[Records from a data source]
#####

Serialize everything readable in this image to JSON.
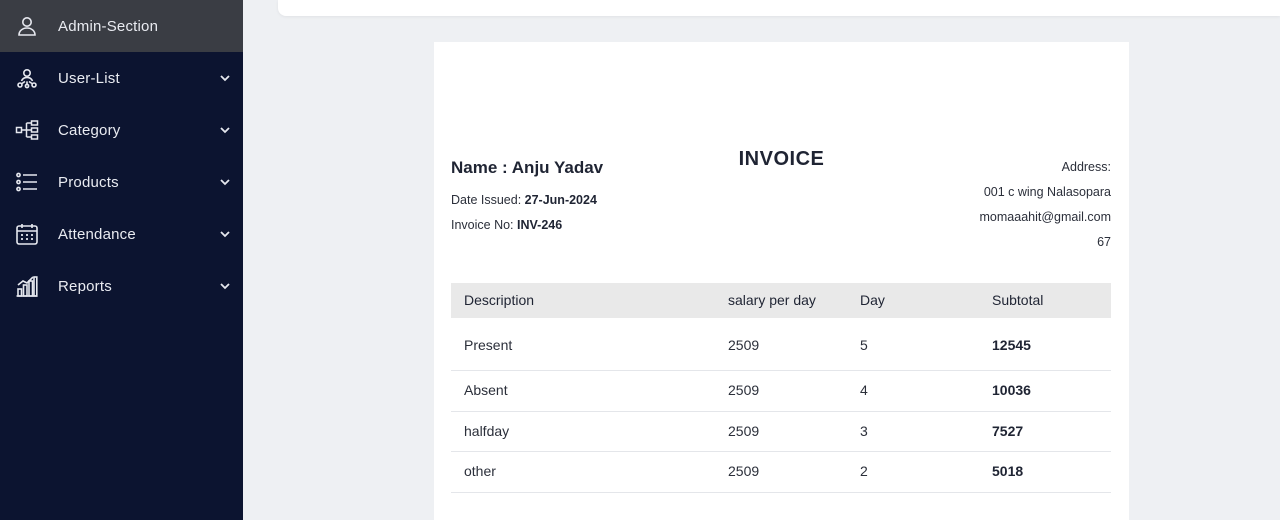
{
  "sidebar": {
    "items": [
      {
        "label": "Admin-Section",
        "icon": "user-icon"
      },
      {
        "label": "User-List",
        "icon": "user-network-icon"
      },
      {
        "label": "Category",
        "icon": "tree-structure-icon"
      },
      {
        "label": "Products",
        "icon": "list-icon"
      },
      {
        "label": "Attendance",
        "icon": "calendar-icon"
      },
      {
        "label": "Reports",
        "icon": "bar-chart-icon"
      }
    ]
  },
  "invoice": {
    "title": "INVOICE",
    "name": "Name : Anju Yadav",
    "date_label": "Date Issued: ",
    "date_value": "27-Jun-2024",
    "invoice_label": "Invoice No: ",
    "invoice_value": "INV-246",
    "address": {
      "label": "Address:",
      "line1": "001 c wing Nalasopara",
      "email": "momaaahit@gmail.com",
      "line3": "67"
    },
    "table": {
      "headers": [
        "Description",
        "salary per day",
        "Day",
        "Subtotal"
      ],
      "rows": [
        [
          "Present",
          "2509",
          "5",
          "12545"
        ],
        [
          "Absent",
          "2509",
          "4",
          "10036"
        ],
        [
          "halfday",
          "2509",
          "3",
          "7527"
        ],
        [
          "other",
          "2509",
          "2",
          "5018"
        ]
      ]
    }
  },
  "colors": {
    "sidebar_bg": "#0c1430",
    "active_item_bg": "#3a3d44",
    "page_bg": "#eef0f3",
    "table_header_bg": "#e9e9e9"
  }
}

#####

WORK INSTRUCTIONS —
From the entries above, pull out each line that includes "icon".

THE ANSWER —
        "icon": "user-icon"
        "icon": "user-network-icon"
        "icon": "tree-structure-icon"
        "icon": "list-icon"
        "icon": "calendar-icon"
        "icon": "bar-chart-icon"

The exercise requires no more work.